Data items:

==*==

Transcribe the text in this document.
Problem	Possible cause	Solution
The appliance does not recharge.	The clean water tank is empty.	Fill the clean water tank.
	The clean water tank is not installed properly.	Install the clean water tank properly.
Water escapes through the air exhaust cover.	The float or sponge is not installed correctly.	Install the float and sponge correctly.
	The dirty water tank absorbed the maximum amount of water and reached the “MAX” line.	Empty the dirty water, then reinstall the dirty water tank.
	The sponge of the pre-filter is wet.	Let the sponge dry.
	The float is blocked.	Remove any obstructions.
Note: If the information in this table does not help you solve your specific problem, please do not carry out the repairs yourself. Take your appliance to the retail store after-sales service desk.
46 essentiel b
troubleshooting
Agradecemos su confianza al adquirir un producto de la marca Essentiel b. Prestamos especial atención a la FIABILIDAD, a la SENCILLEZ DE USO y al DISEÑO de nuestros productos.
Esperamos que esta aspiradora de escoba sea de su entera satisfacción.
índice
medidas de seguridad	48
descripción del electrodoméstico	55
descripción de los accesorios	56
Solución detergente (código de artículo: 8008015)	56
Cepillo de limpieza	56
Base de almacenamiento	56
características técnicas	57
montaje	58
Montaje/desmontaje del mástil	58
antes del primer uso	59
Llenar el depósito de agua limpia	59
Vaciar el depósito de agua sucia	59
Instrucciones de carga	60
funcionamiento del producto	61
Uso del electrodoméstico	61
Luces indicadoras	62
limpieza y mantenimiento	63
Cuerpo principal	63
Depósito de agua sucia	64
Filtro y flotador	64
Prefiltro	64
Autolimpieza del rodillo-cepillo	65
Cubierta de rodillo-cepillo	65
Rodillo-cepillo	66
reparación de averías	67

==*==

The exercise: Which lines hold the word "producto"? Show each one.

Answer to this problem:
Agradecemos su confianza al adquirir un producto de la marca Essentiel b. Prestamos especial atención a la FIABILIDAD, a la SENCILLEZ DE USO y al DISEÑO de nuestros productos.
funcionamiento del producto	61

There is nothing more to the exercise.